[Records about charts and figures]
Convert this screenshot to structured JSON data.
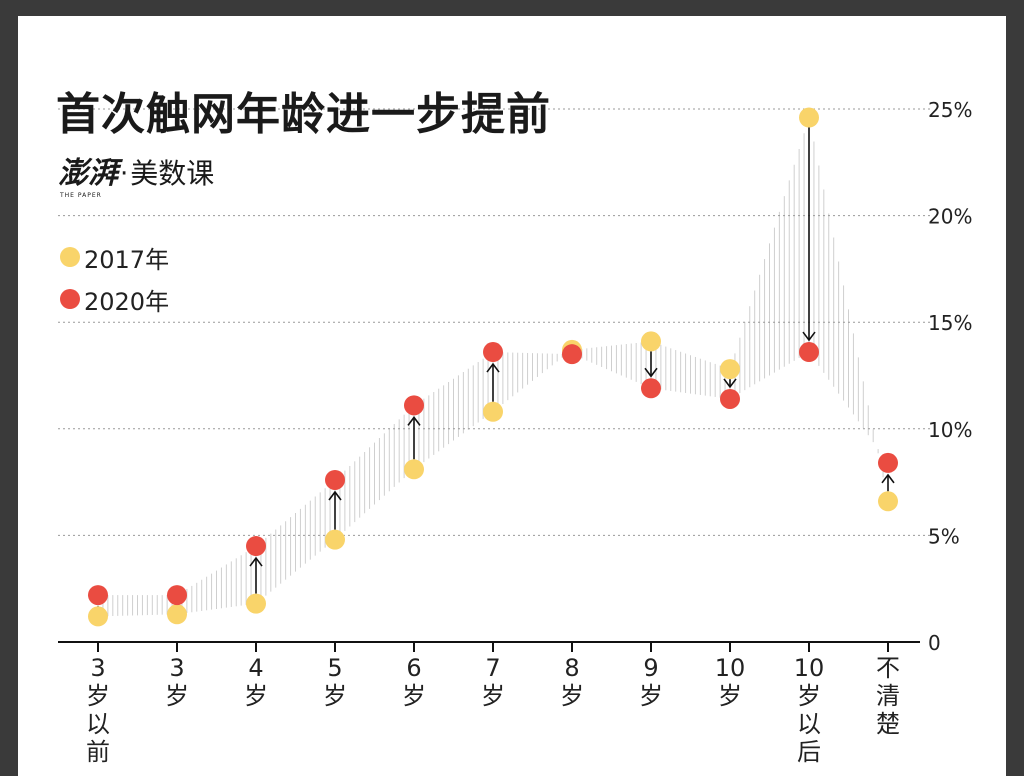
{
  "title": "首次触网年龄进一步提前",
  "brand": {
    "logo": "澎湃",
    "logo_sub": "THE PAPER",
    "separator": "·",
    "name": "美数课"
  },
  "colors": {
    "y2017": "#f9d46a",
    "y2020": "#ea4c41",
    "background": "#3a3a3a",
    "band": "#c8c8c8"
  },
  "chart_data": {
    "type": "scatter",
    "title": "首次触网年龄进一步提前",
    "categories": [
      [
        "3",
        "岁",
        "以",
        "前"
      ],
      [
        "3",
        "岁"
      ],
      [
        "4",
        "岁"
      ],
      [
        "5",
        "岁"
      ],
      [
        "6",
        "岁"
      ],
      [
        "7",
        "岁"
      ],
      [
        "8",
        "岁"
      ],
      [
        "9",
        "岁"
      ],
      [
        "10",
        "岁"
      ],
      [
        "10",
        "岁",
        "以",
        "后"
      ],
      [
        "不",
        "清",
        "楚"
      ]
    ],
    "series": [
      {
        "name": "2017年",
        "color": "#f9d46a",
        "values": [
          1.2,
          1.3,
          1.8,
          4.8,
          8.1,
          10.8,
          13.7,
          14.1,
          12.8,
          24.6,
          6.6
        ]
      },
      {
        "name": "2020年",
        "color": "#ea4c41",
        "values": [
          2.2,
          2.2,
          4.5,
          7.6,
          11.1,
          13.6,
          13.5,
          11.9,
          11.4,
          13.6,
          8.4
        ]
      }
    ],
    "y_ticks": [
      "0",
      "5%",
      "10%",
      "15%",
      "20%",
      "25%"
    ],
    "y_tick_values": [
      0,
      5,
      10,
      15,
      20,
      25
    ],
    "ylim": [
      0,
      25
    ],
    "legend": "top-left",
    "grid": true
  }
}
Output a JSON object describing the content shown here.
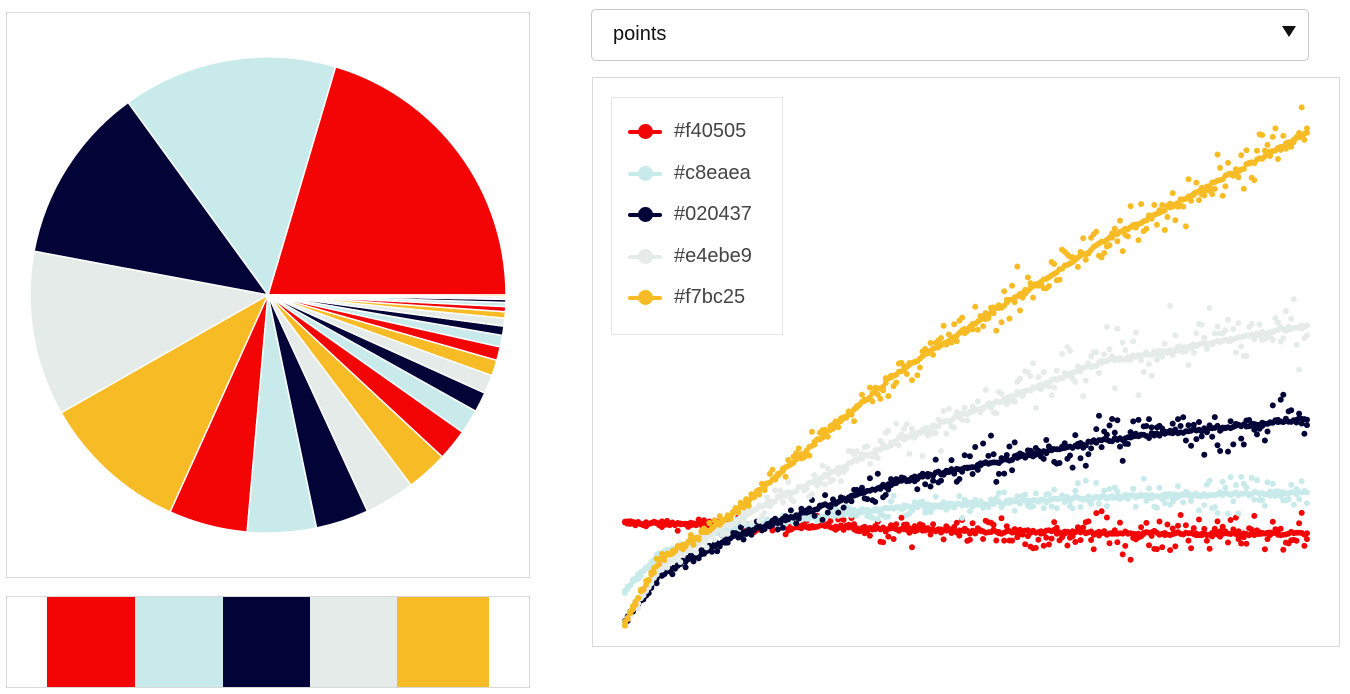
{
  "palette": [
    "#f40505",
    "#c8eaea",
    "#020437",
    "#e4ebe9",
    "#f7bc25"
  ],
  "dropdown": {
    "selected": "points"
  },
  "chart_data": [
    {
      "type": "pie",
      "slice_color_indices": [
        0,
        1,
        2,
        3,
        4,
        0,
        1,
        2,
        3,
        4,
        0,
        1,
        2,
        3,
        4,
        0,
        1,
        2,
        3,
        4,
        0,
        1,
        2,
        3,
        4
      ],
      "values": [
        21.0,
        15.0,
        12.4,
        11.5,
        10.3,
        5.5,
        4.8,
        3.7,
        3.5,
        2.9,
        2.2,
        1.7,
        1.4,
        1.3,
        1.1,
        0.95,
        0.8,
        0.65,
        0.55,
        0.45,
        0.35,
        0.28,
        0.22,
        0.17,
        0.13
      ]
    },
    {
      "type": "scatter",
      "legend_placement": "top-left",
      "grid": false,
      "legend": [
        "#f40505",
        "#c8eaea",
        "#020437",
        "#e4ebe9",
        "#f7bc25"
      ],
      "xlim": [
        0,
        1
      ],
      "ylim": [
        0,
        1
      ],
      "series": [
        {
          "color": "#f40505",
          "trend": [
            [
              0,
              0.19
            ],
            [
              0.25,
              0.185
            ],
            [
              0.5,
              0.175
            ],
            [
              0.75,
              0.17
            ],
            [
              1.0,
              0.17
            ]
          ],
          "spread": 0.04
        },
        {
          "color": "#c8eaea",
          "trend": [
            [
              0,
              0.06
            ],
            [
              0.05,
              0.13
            ],
            [
              0.15,
              0.18
            ],
            [
              0.4,
              0.22
            ],
            [
              0.7,
              0.24
            ],
            [
              1.0,
              0.25
            ]
          ],
          "spread": 0.03
        },
        {
          "color": "#020437",
          "trend": [
            [
              0,
              0.0
            ],
            [
              0.05,
              0.09
            ],
            [
              0.15,
              0.16
            ],
            [
              0.4,
              0.27
            ],
            [
              0.7,
              0.35
            ],
            [
              1.0,
              0.39
            ]
          ],
          "spread": 0.05
        },
        {
          "color": "#e4ebe9",
          "trend": [
            [
              0,
              0.0
            ],
            [
              0.05,
              0.1
            ],
            [
              0.15,
              0.19
            ],
            [
              0.4,
              0.35
            ],
            [
              0.7,
              0.5
            ],
            [
              1.0,
              0.57
            ]
          ],
          "spread": 0.06
        },
        {
          "color": "#f7bc25",
          "trend": [
            [
              0,
              0.0
            ],
            [
              0.05,
              0.12
            ],
            [
              0.15,
              0.2
            ],
            [
              0.4,
              0.48
            ],
            [
              0.7,
              0.73
            ],
            [
              1.0,
              0.94
            ]
          ],
          "spread": 0.05
        }
      ]
    }
  ]
}
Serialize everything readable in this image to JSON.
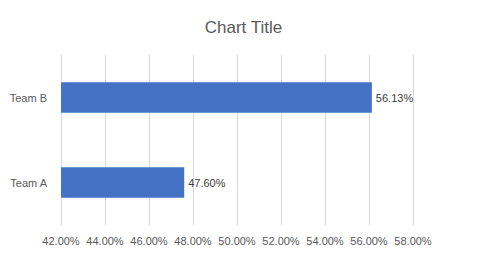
{
  "chart_data": {
    "type": "bar",
    "title": "Chart Title",
    "orientation": "horizontal",
    "categories": [
      "Team A",
      "Team B"
    ],
    "values": [
      47.6,
      56.13
    ],
    "value_labels": [
      "47.60%",
      "56.13%"
    ],
    "color": "#4472c4",
    "xlim": [
      42,
      58
    ],
    "xticks": [
      {
        "value": 42,
        "label": "42.00%"
      },
      {
        "value": 44,
        "label": "44.00%"
      },
      {
        "value": 46,
        "label": "46.00%"
      },
      {
        "value": 48,
        "label": "48.00%"
      },
      {
        "value": 50,
        "label": "50.00%"
      },
      {
        "value": 52,
        "label": "52.00%"
      },
      {
        "value": 54,
        "label": "54.00%"
      },
      {
        "value": 56,
        "label": "56.00%"
      },
      {
        "value": 58,
        "label": "58.00%"
      }
    ],
    "grid": true,
    "data_labels": true
  }
}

EXERCISE PROMPT -> Where a line above includes "type", copy that line.

EXPECTED OUTPUT ->
    "type": "scatter",
      "type": "pie",
      "type": "scatter",
    "type": "bar",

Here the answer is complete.